* [CHALLENGES]
1. Write out the part of the Coldplay passage starting with "In the world" and going on through "the last decade.".
2. Give again the labeled box records from their first line through the line with "turnover-cell: 5.7257%: [241, 448, 327, 475]", both ends included.

* [SOURCE PASSAGE]
--------
In the world of contemporary rock and pop music, not many bands have covered the diverse range of sounds like Coldplay has. From their alternative rock days channelling Echo & the Bunnymen, U2 and early Radiohead, to their more recent movements into electronic music and dance, Coldplay are a musical chameleon; they never make the same record twice. While that has led to much criticism for their seemingly ‘hopping-on-a-trend’ style, I find myself drawn to this band for never being afraid at attempting something new. The results of this experimentation have been some of the most creative and gorgeous music of the last decade.
That being said, there is a lot more to this band than their monster hits. To coincide with the release of their seventh record, A Head Full of Dreams, it seems appropriate to examine ten of Coldplay’s hidden gems that in my opinion are cruelly underappreciated. To me, these songs really showcase the depth and creative chops of this band even with their diverse changes in sound and style.
--------
(Labeled box records)
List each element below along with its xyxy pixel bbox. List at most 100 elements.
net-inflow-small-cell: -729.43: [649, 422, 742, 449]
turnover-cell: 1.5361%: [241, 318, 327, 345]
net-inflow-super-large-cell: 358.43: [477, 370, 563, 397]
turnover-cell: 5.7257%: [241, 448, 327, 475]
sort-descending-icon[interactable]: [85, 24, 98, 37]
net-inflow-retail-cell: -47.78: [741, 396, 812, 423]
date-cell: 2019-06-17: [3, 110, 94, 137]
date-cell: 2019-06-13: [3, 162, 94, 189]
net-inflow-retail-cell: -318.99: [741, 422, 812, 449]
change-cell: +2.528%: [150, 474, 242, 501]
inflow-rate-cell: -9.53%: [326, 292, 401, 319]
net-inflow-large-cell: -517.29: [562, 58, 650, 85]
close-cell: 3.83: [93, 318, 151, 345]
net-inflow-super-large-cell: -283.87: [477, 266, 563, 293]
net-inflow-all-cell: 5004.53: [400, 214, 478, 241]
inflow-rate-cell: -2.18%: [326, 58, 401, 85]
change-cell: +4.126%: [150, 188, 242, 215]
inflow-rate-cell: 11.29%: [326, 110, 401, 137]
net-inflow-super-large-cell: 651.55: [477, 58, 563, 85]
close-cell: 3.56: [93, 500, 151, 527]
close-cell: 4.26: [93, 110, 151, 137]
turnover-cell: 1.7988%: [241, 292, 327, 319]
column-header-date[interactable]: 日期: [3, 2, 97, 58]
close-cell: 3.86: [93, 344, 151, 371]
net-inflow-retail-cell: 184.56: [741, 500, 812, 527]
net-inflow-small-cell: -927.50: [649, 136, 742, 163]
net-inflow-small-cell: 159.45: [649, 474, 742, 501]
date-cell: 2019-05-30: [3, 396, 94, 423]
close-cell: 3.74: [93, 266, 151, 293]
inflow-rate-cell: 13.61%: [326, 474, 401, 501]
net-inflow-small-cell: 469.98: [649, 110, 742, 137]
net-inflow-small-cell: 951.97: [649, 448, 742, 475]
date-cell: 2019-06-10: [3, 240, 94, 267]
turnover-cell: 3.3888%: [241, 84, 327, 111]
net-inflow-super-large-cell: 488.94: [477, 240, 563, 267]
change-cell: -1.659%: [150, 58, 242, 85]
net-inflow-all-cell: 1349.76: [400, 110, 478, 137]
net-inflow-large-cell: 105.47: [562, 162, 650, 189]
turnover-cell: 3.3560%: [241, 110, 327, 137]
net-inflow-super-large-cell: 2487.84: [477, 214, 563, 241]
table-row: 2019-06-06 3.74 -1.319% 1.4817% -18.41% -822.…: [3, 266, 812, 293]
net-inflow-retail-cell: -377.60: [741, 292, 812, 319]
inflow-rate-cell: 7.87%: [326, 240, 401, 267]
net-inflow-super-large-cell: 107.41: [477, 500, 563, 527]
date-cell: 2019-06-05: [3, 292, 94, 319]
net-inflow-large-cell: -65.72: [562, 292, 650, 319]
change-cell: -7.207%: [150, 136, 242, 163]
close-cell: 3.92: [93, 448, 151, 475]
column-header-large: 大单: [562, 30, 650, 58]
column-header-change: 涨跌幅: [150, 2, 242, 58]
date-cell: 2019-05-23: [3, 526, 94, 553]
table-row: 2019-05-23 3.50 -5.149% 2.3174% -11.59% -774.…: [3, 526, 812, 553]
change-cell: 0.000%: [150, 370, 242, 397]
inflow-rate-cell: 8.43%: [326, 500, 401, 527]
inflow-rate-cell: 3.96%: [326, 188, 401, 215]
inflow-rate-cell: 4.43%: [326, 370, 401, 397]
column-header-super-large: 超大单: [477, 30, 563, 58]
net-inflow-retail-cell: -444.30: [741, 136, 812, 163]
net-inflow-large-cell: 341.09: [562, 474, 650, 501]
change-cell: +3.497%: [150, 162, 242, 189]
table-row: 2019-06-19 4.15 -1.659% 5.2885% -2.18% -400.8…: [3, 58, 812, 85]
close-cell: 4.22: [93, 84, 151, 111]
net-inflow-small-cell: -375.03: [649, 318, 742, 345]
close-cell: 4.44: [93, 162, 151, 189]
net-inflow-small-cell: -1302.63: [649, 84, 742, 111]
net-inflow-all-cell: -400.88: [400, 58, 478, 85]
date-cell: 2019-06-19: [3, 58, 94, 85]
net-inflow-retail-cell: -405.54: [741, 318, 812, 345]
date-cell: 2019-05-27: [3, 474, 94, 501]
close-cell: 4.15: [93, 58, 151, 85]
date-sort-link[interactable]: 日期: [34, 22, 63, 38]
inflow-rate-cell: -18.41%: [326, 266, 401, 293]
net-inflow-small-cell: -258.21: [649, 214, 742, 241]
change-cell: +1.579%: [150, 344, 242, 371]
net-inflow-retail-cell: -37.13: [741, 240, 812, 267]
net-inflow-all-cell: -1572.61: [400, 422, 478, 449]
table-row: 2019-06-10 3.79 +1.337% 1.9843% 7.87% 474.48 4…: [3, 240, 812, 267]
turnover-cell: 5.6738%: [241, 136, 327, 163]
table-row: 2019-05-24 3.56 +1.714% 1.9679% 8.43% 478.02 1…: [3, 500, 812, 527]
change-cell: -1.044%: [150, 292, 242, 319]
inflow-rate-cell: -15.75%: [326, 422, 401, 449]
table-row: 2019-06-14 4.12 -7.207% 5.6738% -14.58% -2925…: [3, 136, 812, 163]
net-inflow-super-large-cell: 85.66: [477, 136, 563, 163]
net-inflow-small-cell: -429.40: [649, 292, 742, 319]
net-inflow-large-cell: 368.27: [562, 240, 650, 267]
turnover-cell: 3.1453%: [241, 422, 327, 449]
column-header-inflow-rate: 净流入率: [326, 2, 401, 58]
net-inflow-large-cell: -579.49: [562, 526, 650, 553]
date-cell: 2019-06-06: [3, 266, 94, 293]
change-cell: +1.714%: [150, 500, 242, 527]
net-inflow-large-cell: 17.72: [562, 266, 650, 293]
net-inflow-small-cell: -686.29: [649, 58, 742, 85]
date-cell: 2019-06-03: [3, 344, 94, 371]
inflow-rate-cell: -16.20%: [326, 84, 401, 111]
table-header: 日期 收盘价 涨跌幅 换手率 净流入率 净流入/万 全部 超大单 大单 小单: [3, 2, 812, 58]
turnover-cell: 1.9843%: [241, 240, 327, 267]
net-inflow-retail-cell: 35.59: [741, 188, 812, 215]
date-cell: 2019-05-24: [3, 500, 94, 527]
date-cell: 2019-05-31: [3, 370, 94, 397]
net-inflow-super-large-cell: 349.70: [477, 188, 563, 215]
--------
* [EXPECTED RESPONSES]
1.
In the world of contemporary rock and pop music, not many bands have covered the diverse range of sounds like Coldplay has. From their alternative rock days channelling Echo & the Bunnymen, U2 and early Radiohead, to their more recent movements into electronic music and dance, Coldplay are a musical chameleon; they never make the same record twice. While that has led to much criticism for their seemingly ‘hopping-on-a-trend’ style, I find myself drawn to this band for never being afraid at attempting something new. The results of this experimentation have been some of the most creative and gorgeous music of the last decade.

2.
List each element below along with its xyxy pixel bbox. List at most 100 elements.
net-inflow-small-cell: -729.43: [649, 422, 742, 449]
turnover-cell: 1.5361%: [241, 318, 327, 345]
net-inflow-super-large-cell: 358.43: [477, 370, 563, 397]
turnover-cell: 5.7257%: [241, 448, 327, 475]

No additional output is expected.